Stored records
============================================================

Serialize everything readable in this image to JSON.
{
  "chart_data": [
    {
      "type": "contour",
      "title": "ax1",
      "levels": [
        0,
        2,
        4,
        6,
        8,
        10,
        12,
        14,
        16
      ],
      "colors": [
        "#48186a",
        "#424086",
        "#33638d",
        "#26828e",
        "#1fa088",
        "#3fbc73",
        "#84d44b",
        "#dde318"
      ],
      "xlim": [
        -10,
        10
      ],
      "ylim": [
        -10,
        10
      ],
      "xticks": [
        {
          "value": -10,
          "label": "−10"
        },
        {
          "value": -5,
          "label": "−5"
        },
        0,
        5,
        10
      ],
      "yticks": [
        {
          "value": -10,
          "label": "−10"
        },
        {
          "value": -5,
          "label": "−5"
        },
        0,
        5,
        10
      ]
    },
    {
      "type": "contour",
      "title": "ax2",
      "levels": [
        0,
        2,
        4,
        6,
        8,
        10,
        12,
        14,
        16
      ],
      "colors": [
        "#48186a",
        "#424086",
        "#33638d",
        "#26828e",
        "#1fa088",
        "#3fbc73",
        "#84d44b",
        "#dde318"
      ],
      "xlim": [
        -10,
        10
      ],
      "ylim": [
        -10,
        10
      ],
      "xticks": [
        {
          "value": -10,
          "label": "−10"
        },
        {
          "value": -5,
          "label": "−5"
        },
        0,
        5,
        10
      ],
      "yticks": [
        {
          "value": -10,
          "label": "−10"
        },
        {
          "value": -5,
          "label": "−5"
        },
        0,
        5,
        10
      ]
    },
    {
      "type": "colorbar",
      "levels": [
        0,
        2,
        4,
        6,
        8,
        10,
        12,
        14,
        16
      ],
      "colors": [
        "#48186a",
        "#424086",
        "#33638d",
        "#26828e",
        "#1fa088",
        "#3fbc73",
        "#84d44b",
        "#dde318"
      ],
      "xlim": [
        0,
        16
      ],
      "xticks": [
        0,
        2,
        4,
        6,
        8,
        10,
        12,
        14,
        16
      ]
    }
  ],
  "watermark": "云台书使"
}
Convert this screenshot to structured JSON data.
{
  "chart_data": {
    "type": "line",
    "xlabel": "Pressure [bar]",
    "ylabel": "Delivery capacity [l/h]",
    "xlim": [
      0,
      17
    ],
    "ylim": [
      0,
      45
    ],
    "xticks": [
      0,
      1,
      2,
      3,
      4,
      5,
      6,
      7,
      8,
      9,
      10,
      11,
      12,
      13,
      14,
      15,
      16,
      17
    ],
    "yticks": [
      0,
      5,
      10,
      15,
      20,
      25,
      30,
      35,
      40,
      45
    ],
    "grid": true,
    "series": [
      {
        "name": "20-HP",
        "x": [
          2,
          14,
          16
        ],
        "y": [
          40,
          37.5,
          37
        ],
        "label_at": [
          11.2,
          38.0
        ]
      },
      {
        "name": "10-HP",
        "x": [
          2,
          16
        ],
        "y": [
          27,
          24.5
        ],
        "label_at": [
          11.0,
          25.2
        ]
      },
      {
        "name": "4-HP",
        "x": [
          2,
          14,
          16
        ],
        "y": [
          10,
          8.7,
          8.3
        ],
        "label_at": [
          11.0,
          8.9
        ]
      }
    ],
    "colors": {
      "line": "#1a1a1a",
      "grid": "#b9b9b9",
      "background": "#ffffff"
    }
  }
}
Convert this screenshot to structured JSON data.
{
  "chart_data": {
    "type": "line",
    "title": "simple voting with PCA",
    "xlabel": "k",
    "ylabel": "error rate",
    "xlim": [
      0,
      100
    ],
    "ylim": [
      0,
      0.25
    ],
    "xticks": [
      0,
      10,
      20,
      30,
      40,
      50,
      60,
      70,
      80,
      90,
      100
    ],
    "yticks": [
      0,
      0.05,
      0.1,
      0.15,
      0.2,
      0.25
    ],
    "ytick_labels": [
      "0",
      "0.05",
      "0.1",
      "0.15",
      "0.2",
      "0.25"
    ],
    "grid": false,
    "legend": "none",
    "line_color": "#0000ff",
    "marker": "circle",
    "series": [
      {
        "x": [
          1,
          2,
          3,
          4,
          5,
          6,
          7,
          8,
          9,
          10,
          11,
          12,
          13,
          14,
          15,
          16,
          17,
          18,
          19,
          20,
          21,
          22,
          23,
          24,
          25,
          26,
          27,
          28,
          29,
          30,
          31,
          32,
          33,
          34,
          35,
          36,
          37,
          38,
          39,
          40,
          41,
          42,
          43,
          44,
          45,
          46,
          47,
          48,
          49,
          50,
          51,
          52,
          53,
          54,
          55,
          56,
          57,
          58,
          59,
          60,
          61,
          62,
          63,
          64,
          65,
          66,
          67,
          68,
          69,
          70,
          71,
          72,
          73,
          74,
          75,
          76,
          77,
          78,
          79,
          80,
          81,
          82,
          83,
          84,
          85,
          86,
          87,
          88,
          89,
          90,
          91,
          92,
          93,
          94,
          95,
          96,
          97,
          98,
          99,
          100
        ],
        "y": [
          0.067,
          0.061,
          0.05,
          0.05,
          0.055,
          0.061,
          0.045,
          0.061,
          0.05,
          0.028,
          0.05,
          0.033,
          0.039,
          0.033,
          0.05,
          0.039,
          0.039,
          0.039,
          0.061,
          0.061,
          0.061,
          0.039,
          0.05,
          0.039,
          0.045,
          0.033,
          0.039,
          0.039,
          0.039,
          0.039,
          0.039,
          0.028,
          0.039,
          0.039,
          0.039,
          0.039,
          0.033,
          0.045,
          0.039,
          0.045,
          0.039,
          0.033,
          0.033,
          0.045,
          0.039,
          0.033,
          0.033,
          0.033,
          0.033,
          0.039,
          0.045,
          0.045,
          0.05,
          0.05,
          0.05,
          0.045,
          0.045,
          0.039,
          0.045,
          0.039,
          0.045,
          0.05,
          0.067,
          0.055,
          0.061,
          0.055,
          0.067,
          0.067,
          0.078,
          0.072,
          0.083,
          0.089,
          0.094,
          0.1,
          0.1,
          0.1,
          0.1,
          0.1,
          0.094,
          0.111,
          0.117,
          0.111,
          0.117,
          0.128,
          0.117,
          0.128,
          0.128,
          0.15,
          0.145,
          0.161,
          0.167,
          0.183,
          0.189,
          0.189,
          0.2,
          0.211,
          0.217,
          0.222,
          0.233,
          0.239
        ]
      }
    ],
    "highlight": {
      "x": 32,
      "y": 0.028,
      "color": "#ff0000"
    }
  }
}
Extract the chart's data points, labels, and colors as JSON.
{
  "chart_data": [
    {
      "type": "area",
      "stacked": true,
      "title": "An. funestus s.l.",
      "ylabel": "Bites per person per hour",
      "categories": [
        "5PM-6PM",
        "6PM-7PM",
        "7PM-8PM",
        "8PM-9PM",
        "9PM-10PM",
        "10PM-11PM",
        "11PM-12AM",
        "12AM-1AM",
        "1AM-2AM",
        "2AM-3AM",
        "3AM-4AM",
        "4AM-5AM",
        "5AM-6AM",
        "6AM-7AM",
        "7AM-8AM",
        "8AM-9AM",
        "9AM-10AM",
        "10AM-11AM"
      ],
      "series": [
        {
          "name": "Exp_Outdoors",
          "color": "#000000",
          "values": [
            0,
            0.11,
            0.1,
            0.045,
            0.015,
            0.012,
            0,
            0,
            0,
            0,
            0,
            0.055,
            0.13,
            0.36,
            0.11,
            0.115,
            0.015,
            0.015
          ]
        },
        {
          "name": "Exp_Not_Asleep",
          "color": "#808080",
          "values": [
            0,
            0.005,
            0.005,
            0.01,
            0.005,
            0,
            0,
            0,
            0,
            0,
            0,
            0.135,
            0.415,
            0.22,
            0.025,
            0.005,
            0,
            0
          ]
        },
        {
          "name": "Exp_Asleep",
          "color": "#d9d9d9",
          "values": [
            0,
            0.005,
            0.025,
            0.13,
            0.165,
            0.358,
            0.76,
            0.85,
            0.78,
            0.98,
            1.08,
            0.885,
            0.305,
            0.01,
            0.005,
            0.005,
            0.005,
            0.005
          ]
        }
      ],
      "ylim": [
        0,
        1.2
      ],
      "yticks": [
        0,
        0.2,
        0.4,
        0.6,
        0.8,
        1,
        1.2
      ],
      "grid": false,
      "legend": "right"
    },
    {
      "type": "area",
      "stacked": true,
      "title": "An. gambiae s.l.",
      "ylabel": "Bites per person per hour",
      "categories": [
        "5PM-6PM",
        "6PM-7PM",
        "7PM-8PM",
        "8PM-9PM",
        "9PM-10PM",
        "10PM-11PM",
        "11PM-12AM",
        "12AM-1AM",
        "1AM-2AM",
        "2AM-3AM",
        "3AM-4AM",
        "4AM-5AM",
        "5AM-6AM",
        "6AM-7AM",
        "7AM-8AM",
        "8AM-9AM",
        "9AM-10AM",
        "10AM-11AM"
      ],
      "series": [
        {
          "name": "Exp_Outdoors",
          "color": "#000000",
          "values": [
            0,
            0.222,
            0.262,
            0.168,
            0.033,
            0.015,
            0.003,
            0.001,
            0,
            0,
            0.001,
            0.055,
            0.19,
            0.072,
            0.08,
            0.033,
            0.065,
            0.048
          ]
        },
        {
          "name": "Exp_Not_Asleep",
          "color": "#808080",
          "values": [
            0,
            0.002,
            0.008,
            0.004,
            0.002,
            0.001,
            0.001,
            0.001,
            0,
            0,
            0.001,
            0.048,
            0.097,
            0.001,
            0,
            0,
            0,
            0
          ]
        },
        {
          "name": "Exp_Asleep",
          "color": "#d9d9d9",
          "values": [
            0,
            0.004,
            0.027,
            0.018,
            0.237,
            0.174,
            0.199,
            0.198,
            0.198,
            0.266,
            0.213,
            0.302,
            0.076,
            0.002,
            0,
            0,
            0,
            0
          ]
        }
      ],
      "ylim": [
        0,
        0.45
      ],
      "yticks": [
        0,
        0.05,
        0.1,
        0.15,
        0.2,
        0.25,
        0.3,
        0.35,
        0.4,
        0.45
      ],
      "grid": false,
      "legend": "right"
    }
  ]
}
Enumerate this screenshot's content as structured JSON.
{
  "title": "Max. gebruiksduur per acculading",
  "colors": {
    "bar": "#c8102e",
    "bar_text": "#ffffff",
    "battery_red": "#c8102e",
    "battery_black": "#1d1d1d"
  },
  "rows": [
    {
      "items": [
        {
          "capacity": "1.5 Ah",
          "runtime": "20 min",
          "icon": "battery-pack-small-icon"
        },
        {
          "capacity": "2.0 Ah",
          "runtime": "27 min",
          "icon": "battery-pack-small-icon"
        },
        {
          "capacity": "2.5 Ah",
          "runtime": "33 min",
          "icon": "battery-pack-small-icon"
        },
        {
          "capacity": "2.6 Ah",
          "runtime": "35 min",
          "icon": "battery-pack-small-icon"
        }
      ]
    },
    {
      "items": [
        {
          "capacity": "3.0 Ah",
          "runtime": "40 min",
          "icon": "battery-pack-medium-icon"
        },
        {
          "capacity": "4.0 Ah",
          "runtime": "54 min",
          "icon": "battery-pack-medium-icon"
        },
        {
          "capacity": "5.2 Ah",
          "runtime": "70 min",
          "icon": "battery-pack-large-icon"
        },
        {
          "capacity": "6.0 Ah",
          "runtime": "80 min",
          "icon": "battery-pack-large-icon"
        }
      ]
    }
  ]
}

============================================================

Give only the number of lines in the listing above that include the string "this".

4